Extracted records:
---------------

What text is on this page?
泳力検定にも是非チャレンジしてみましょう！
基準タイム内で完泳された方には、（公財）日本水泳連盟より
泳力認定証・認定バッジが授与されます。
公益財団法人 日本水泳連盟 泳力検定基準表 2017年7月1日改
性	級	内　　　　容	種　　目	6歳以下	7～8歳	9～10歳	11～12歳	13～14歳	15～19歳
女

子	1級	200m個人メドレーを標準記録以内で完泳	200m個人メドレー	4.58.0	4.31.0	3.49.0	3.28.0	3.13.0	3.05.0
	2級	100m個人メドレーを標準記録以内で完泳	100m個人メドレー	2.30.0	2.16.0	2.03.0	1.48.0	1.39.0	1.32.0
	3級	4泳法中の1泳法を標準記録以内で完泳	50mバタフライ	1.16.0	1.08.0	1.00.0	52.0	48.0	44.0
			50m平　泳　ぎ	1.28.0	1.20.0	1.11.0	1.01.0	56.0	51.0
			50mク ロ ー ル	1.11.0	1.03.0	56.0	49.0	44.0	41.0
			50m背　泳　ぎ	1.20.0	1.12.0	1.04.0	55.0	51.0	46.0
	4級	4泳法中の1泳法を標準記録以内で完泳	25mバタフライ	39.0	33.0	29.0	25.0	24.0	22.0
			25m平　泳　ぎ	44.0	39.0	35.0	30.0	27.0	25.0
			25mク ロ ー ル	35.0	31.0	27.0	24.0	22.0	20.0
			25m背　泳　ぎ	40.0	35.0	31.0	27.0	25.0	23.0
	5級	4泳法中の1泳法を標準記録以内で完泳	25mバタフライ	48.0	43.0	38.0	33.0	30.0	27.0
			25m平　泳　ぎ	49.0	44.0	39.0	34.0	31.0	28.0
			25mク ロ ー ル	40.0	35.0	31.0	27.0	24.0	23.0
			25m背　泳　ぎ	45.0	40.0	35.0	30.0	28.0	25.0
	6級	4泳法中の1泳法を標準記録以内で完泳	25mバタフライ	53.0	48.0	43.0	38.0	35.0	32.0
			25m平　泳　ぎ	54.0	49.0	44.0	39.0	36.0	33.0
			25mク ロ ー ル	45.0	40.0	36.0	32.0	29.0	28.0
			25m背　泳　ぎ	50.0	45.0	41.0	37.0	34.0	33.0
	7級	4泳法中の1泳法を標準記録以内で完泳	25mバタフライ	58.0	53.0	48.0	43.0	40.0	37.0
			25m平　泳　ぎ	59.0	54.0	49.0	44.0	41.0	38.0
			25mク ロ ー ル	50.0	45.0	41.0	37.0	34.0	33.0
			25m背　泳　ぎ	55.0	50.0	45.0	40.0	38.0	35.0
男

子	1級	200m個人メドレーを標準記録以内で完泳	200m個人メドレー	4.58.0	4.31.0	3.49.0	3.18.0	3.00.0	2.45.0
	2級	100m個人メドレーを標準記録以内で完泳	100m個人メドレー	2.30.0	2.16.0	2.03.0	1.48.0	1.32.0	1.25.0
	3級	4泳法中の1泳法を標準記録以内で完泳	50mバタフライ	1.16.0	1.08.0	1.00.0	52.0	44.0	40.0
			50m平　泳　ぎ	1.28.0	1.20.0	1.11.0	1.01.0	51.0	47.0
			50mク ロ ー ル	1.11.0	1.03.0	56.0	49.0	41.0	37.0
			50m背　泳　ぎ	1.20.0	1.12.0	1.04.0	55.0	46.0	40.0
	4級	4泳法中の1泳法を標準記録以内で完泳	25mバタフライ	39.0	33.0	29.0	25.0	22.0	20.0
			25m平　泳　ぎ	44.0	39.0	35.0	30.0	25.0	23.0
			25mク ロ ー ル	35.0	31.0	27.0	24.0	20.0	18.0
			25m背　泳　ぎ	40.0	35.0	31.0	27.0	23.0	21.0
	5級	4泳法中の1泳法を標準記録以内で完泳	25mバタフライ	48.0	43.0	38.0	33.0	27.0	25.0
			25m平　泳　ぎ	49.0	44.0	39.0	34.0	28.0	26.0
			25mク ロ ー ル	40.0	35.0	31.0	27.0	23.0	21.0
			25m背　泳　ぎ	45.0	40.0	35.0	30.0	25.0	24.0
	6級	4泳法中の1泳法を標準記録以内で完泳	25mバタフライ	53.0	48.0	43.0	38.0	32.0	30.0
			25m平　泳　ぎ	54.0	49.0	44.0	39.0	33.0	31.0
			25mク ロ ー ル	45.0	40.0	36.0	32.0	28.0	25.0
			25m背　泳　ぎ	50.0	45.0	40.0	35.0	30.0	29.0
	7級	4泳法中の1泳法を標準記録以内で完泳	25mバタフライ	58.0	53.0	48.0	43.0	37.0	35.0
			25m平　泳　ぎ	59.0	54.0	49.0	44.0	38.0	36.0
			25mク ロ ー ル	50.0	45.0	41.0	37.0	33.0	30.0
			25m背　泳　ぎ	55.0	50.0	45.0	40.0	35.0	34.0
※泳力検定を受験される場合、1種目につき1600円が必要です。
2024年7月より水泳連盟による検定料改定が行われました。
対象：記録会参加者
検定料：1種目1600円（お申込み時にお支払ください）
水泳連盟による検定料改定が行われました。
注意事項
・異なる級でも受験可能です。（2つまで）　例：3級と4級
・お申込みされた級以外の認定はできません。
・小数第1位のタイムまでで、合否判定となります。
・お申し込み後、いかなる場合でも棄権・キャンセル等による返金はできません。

---------------

WRITTEN TASK: Restate each record word for word.

OUTPUT OF THE TASK:
What text is on this page?
泳力検定にも是非チャレンジしてみましょう！
基準タイム内で完泳された方には、（公財）日本水泳連盟より
泳力認定証・認定バッジが授与されます。
公益財団法人 日本水泳連盟 泳力検定基準表 2017年7月1日改
性	級	内　　　　容	種　　目	6歳以下	7～8歳	9～10歳	11～12歳	13～14歳	15～19歳
女

子	1級	200m個人メドレーを標準記録以内で完泳	200m個人メドレー	4.58.0	4.31.0	3.49.0	3.28.0	3.13.0	3.05.0
	2級	100m個人メドレーを標準記録以内で完泳	100m個人メドレー	2.30.0	2.16.0	2.03.0	1.48.0	1.39.0	1.32.0
	3級	4泳法中の1泳法を標準記録以内で完泳	50mバタフライ	1.16.0	1.08.0	1.00.0	52.0	48.0	44.0
			50m平　泳　ぎ	1.28.0	1.20.0	1.11.0	1.01.0	56.0	51.0
			50mク ロ ー ル	1.11.0	1.03.0	56.0	49.0	44.0	41.0
			50m背　泳　ぎ	1.20.0	1.12.0	1.04.0	55.0	51.0	46.0
	4級	4泳法中の1泳法を標準記録以内で完泳	25mバタフライ	39.0	33.0	29.0	25.0	24.0	22.0
			25m平　泳　ぎ	44.0	39.0	35.0	30.0	27.0	25.0
			25mク ロ ー ル	35.0	31.0	27.0	24.0	22.0	20.0
			25m背　泳　ぎ	40.0	35.0	31.0	27.0	25.0	23.0
	5級	4泳法中の1泳法を標準記録以内で完泳	25mバタフライ	48.0	43.0	38.0	33.0	30.0	27.0
			25m平　泳　ぎ	49.0	44.0	39.0	34.0	31.0	28.0
			25mク ロ ー ル	40.0	35.0	31.0	27.0	24.0	23.0
			25m背　泳　ぎ	45.0	40.0	35.0	30.0	28.0	25.0
	6級	4泳法中の1泳法を標準記録以内で完泳	25mバタフライ	53.0	48.0	43.0	38.0	35.0	32.0
			25m平　泳　ぎ	54.0	49.0	44.0	39.0	36.0	33.0
			25mク ロ ー ル	45.0	40.0	36.0	32.0	29.0	28.0
			25m背　泳　ぎ	50.0	45.0	41.0	37.0	34.0	33.0
	7級	4泳法中の1泳法を標準記録以内で完泳	25mバタフライ	58.0	53.0	48.0	43.0	40.0	37.0
			25m平　泳　ぎ	59.0	54.0	49.0	44.0	41.0	38.0
			25mク ロ ー ル	50.0	45.0	41.0	37.0	34.0	33.0
			25m背　泳　ぎ	55.0	50.0	45.0	40.0	38.0	35.0
男

子	1級	200m個人メドレーを標準記録以内で完泳	200m個人メドレー	4.58.0	4.31.0	3.49.0	3.18.0	3.00.0	2.45.0
	2級	100m個人メドレーを標準記録以内で完泳	100m個人メドレー	2.30.0	2.16.0	2.03.0	1.48.0	1.32.0	1.25.0
	3級	4泳法中の1泳法を標準記録以内で完泳	50mバタフライ	1.16.0	1.08.0	1.00.0	52.0	44.0	40.0
			50m平　泳　ぎ	1.28.0	1.20.0	1.11.0	1.01.0	51.0	47.0
			50mク ロ ー ル	1.11.0	1.03.0	56.0	49.0	41.0	37.0
			50m背　泳　ぎ	1.20.0	1.12.0	1.04.0	55.0	46.0	40.0
	4級	4泳法中の1泳法を標準記録以内で完泳	25mバタフライ	39.0	33.0	29.0	25.0	22.0	20.0
			25m平　泳　ぎ	44.0	39.0	35.0	30.0	25.0	23.0
			25mク ロ ー ル	35.0	31.0	27.0	24.0	20.0	18.0
			25m背　泳　ぎ	40.0	35.0	31.0	27.0	23.0	21.0
	5級	4泳法中の1泳法を標準記録以内で完泳	25mバタフライ	48.0	43.0	38.0	33.0	27.0	25.0
			25m平　泳　ぎ	49.0	44.0	39.0	34.0	28.0	26.0
			25mク ロ ー ル	40.0	35.0	31.0	27.0	23.0	21.0
			25m背　泳　ぎ	45.0	40.0	35.0	30.0	25.0	24.0
	6級	4泳法中の1泳法を標準記録以内で完泳	25mバタフライ	53.0	48.0	43.0	38.0	32.0	30.0
			25m平　泳　ぎ	54.0	49.0	44.0	39.0	33.0	31.0
			25mク ロ ー ル	45.0	40.0	36.0	32.0	28.0	25.0
			25m背　泳　ぎ	50.0	45.0	40.0	35.0	30.0	29.0
	7級	4泳法中の1泳法を標準記録以内で完泳	25mバタフライ	58.0	53.0	48.0	43.0	37.0	35.0
			25m平　泳　ぎ	59.0	54.0	49.0	44.0	38.0	36.0
			25mク ロ ー ル	50.0	45.0	41.0	37.0	33.0	30.0
			25m背　泳　ぎ	55.0	50.0	45.0	40.0	35.0	34.0
※泳力検定を受験される場合、1種目につき1600円が必要です。
2024年7月より水泳連盟による検定料改定が行われました。
対象：記録会参加者
検定料：1種目1600円（お申込み時にお支払ください）
水泳連盟による検定料改定が行われました。
注意事項
・異なる級でも受験可能です。（2つまで）　例：3級と4級
・お申込みされた級以外の認定はできません。
・小数第1位のタイムまでで、合否判定となります。
・お申し込み後、いかなる場合でも棄権・キャンセル等による返金はできません。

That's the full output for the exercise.